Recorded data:

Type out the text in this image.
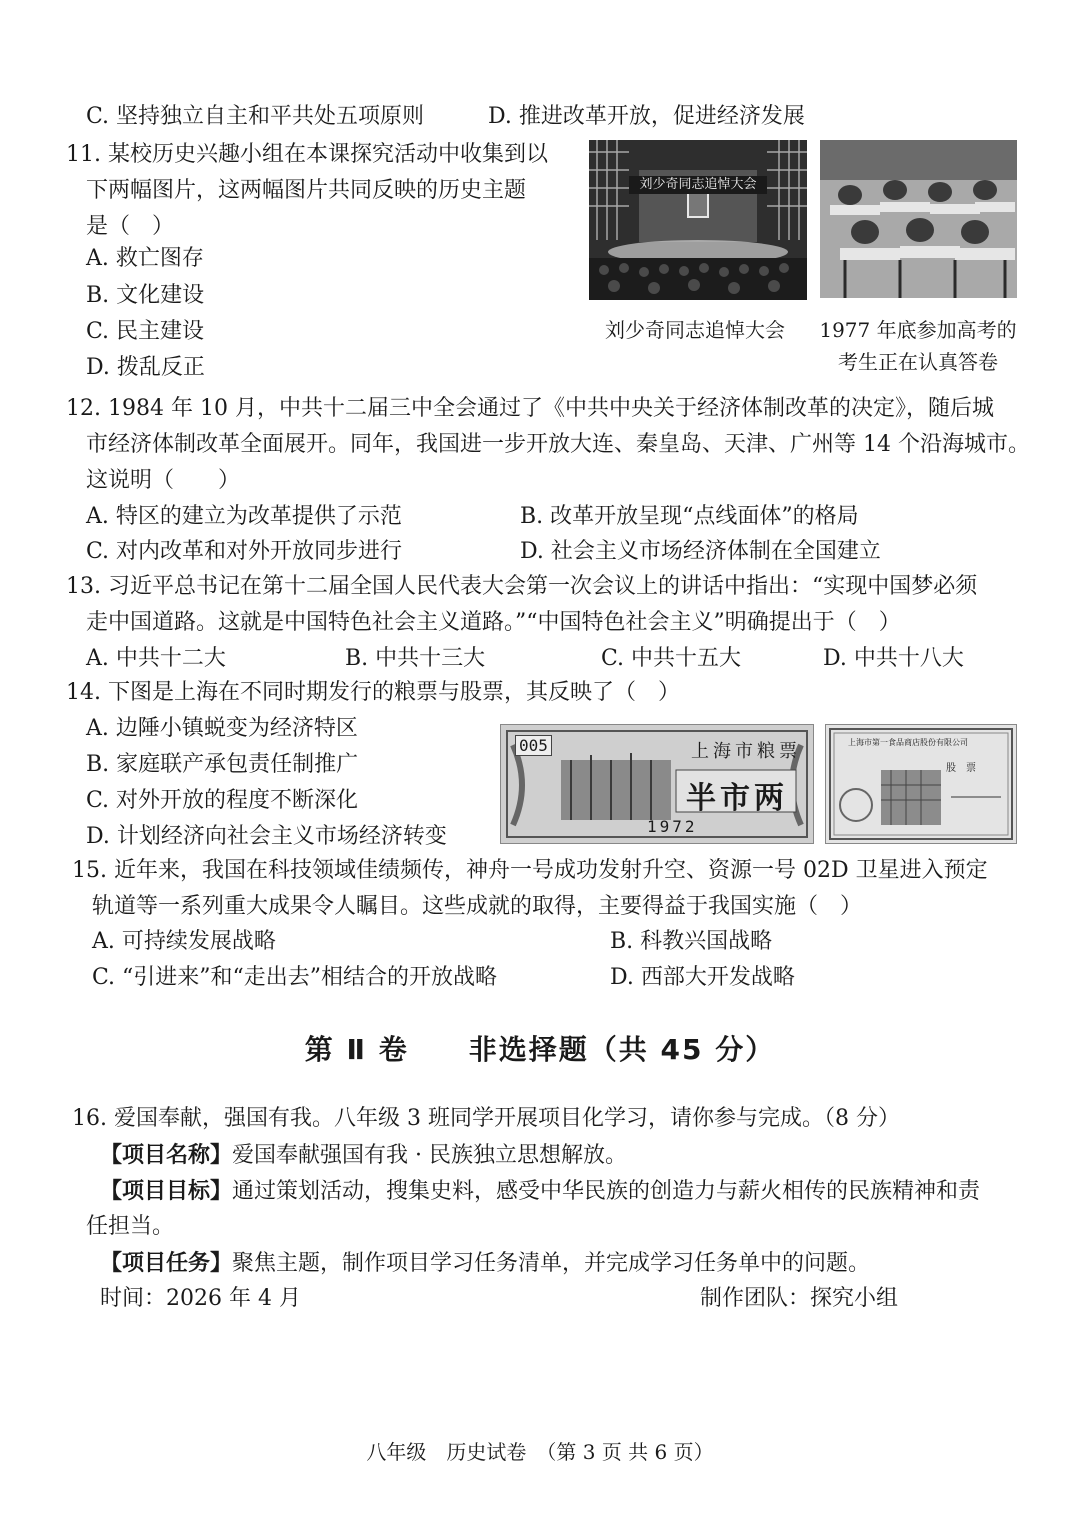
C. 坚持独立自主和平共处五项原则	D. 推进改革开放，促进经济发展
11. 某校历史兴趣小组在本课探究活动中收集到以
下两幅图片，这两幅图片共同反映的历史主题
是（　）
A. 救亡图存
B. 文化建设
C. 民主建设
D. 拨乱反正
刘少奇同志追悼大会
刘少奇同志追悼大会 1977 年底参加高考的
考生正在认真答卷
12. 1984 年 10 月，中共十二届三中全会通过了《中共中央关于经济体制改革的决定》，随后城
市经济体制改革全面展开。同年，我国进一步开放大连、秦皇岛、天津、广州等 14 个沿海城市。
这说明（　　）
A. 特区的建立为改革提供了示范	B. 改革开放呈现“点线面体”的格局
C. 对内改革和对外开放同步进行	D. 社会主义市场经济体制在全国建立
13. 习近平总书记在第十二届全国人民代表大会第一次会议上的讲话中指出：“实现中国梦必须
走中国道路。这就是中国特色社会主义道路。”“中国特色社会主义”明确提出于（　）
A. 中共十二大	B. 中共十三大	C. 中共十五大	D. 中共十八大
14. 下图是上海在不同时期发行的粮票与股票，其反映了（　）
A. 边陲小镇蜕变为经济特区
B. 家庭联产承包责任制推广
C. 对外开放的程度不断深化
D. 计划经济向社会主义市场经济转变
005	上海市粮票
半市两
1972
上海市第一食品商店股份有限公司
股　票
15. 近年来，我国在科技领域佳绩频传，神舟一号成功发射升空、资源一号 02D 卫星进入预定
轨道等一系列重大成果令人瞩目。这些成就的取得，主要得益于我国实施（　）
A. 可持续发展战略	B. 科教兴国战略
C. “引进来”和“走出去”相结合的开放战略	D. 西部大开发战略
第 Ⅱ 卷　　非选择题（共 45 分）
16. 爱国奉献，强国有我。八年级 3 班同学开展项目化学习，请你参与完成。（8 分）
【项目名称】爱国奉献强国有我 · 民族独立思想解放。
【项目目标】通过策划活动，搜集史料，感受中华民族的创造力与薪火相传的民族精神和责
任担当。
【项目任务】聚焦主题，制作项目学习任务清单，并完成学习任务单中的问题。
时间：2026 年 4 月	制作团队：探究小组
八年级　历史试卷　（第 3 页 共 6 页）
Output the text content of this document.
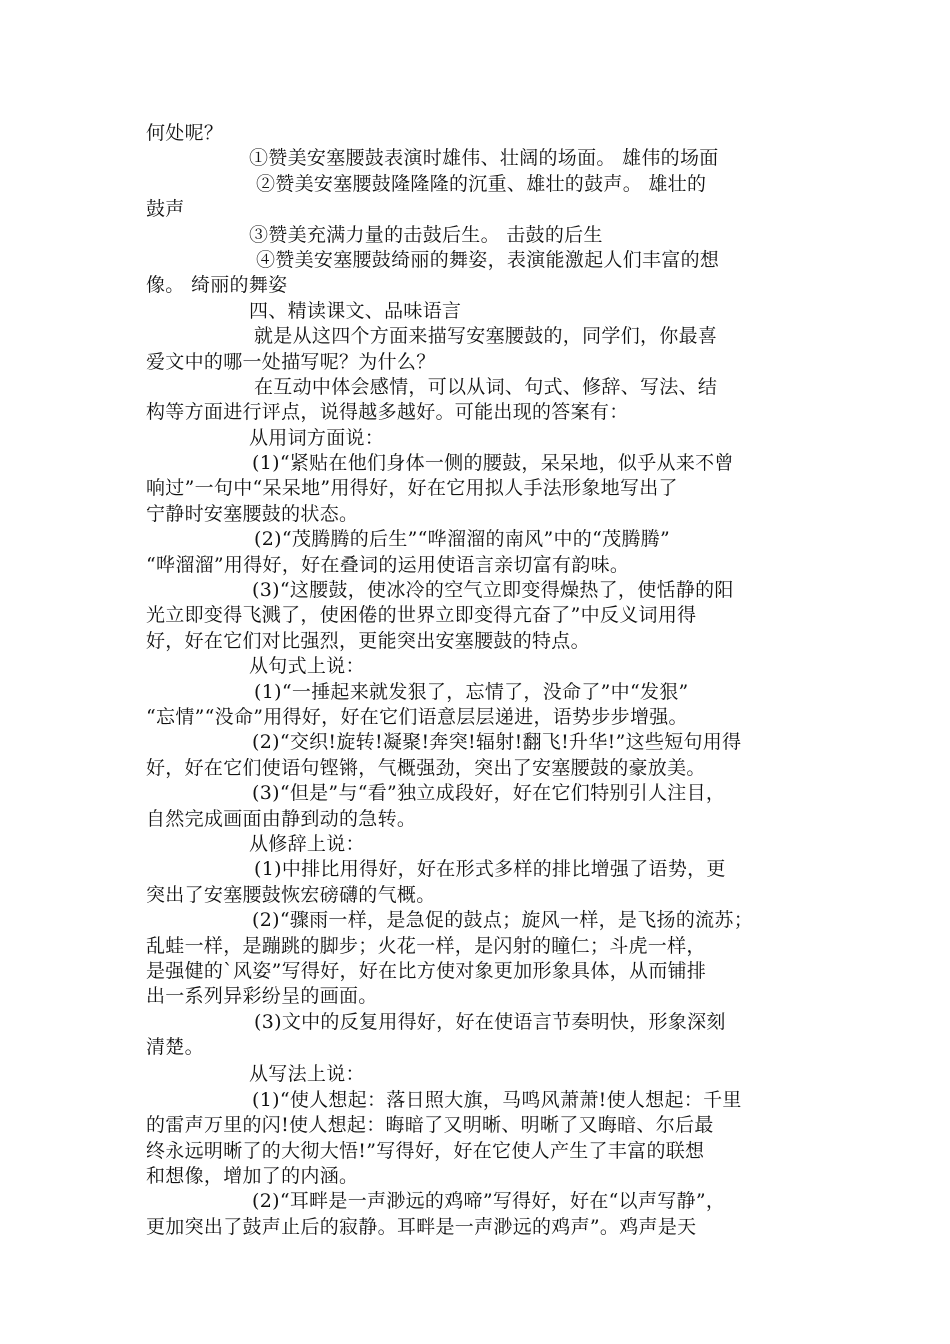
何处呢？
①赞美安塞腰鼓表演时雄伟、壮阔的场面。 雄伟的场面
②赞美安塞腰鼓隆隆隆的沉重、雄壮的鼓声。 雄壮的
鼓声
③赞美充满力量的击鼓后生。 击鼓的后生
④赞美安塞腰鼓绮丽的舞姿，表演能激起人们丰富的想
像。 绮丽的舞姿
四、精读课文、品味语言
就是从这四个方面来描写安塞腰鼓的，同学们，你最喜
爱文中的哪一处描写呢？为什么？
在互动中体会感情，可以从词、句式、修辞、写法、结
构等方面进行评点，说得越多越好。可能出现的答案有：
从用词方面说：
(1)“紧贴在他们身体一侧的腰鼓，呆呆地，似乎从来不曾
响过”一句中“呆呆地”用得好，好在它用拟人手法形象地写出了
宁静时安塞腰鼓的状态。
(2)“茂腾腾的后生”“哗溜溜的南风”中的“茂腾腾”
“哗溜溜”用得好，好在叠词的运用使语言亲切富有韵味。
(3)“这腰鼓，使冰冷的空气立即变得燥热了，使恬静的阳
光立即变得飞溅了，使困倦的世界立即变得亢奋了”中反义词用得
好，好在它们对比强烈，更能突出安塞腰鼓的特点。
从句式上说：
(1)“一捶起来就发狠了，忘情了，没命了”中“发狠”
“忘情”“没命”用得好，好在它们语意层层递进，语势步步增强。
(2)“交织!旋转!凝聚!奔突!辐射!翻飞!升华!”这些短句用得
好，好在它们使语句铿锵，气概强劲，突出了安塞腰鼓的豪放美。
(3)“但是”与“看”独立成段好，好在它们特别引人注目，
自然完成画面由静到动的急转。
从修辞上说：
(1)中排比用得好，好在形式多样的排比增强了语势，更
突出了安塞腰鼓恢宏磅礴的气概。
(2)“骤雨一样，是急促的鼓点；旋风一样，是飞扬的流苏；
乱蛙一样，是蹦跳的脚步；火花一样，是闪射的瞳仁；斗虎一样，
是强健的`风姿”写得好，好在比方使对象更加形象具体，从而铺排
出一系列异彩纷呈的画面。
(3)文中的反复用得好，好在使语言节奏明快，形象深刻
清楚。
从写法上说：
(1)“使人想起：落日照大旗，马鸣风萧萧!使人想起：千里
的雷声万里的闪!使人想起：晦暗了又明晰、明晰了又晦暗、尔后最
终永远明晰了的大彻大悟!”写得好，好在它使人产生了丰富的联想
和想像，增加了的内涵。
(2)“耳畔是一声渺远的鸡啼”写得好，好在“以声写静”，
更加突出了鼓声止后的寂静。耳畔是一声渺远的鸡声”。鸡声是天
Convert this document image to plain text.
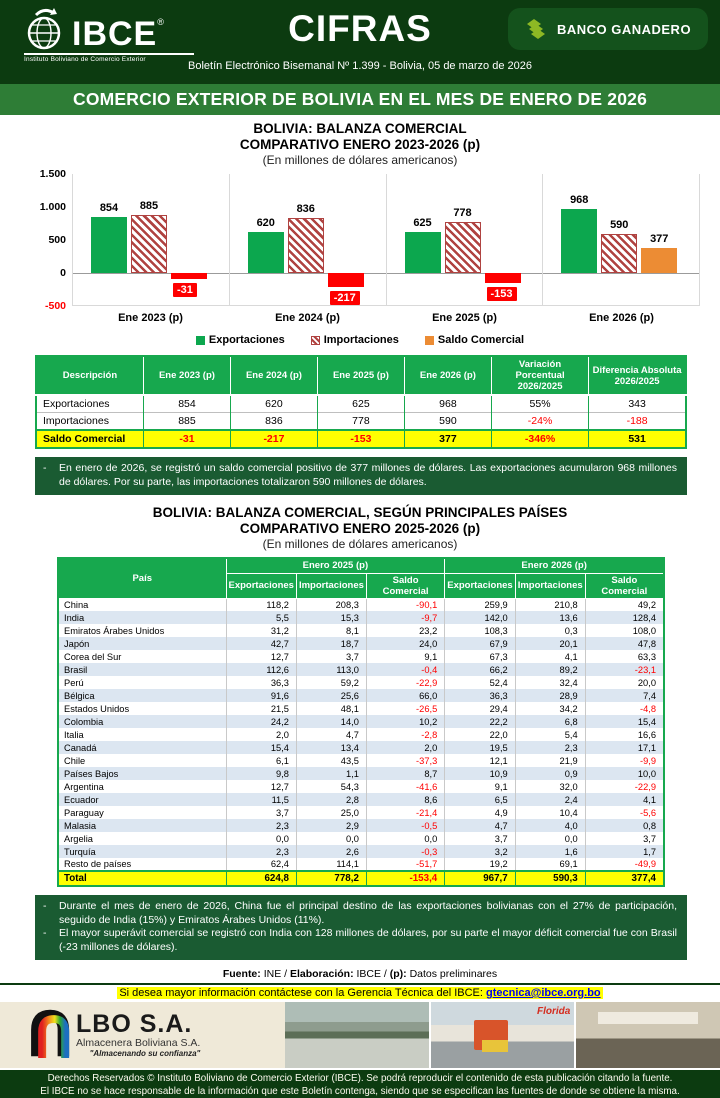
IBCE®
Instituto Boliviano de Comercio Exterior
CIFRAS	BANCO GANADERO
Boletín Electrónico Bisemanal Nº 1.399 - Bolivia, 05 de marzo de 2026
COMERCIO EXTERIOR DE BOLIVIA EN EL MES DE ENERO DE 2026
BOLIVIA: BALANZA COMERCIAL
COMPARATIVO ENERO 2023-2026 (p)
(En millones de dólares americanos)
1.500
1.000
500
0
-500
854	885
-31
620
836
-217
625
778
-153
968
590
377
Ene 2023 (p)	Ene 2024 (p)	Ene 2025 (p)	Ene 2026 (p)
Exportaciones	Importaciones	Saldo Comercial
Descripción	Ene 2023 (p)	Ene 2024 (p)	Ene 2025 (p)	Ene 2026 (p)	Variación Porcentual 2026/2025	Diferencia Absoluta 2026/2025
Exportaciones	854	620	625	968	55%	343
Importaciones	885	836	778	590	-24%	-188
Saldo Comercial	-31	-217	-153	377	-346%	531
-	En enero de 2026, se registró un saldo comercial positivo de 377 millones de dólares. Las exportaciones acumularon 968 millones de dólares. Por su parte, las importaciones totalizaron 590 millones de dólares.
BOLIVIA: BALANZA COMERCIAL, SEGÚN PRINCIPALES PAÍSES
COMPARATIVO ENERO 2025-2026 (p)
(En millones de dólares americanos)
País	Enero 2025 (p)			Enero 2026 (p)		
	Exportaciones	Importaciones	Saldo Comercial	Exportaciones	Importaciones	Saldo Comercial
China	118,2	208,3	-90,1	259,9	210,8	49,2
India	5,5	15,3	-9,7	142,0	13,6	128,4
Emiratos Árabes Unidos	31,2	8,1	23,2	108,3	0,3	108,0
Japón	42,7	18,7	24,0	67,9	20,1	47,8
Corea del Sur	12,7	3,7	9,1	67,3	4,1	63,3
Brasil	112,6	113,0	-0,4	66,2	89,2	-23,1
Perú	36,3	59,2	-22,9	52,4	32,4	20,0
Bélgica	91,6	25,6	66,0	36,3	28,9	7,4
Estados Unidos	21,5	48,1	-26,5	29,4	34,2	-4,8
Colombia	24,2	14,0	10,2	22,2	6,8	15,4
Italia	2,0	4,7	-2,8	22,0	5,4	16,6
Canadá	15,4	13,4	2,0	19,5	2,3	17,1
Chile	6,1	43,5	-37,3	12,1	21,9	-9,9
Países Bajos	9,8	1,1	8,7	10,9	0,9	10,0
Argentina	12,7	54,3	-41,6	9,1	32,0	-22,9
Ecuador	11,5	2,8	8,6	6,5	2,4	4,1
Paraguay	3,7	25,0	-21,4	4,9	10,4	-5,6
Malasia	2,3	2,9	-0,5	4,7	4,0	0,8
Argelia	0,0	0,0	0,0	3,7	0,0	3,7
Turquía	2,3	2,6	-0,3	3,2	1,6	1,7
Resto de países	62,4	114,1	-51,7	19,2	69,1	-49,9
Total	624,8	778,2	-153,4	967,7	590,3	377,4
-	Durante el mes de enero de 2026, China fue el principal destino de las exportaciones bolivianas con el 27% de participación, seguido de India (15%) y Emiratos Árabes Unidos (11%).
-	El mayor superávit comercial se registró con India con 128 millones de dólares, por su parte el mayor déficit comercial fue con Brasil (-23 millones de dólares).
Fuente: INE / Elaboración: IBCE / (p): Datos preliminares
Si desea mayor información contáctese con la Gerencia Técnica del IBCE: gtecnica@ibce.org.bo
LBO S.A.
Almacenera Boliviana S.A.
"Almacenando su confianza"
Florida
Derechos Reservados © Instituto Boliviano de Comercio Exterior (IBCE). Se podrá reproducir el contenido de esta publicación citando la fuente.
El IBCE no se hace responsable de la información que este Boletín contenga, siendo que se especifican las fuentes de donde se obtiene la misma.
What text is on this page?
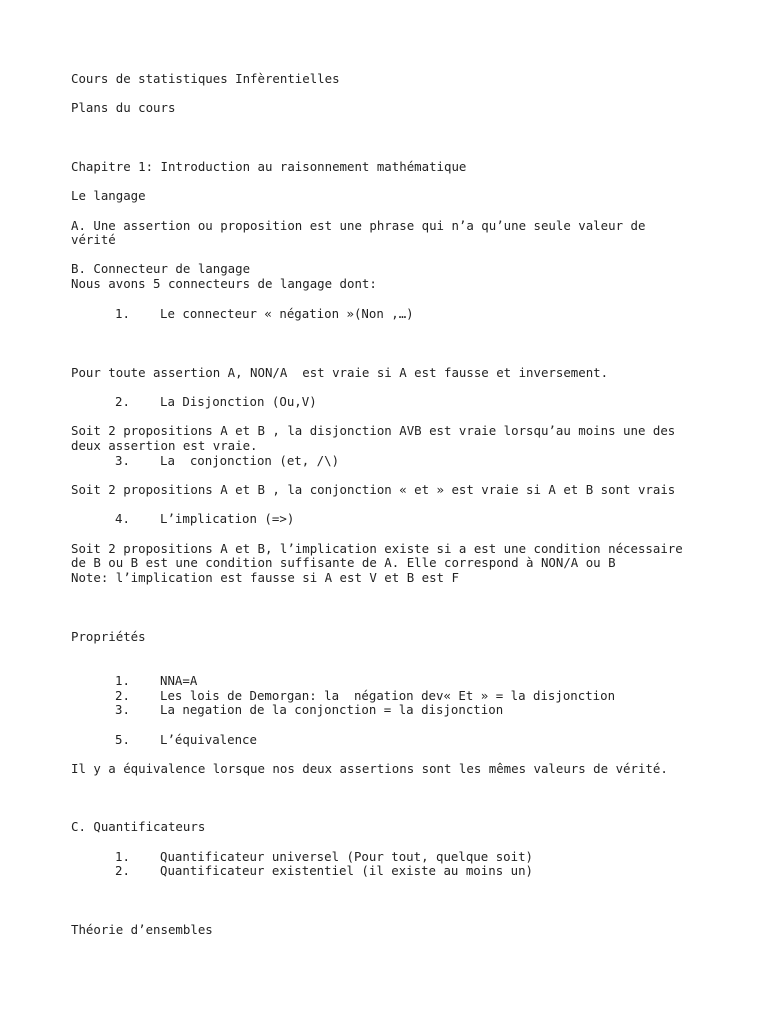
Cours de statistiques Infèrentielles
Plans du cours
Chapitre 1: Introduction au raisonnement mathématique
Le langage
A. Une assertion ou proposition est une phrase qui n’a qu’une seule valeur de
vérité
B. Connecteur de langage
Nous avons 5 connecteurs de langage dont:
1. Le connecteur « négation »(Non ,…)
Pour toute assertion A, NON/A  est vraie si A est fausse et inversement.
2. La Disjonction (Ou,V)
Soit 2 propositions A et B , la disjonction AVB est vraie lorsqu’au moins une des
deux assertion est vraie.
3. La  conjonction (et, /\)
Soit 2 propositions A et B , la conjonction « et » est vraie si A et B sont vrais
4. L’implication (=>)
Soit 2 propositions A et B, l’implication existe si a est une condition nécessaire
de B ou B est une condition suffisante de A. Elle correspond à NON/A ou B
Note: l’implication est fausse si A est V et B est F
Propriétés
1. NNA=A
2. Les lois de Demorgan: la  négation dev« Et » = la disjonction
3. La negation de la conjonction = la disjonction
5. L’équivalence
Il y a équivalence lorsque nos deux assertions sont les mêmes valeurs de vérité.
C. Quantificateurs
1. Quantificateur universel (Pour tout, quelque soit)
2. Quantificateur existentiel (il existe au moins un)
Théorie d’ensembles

■ **STATED EXERCISE**:
Find how many lines of the material carry the string "IBCE". Only the number should be in the answer.

■ **OUTPUT FOR THIS EXERCISE**:
5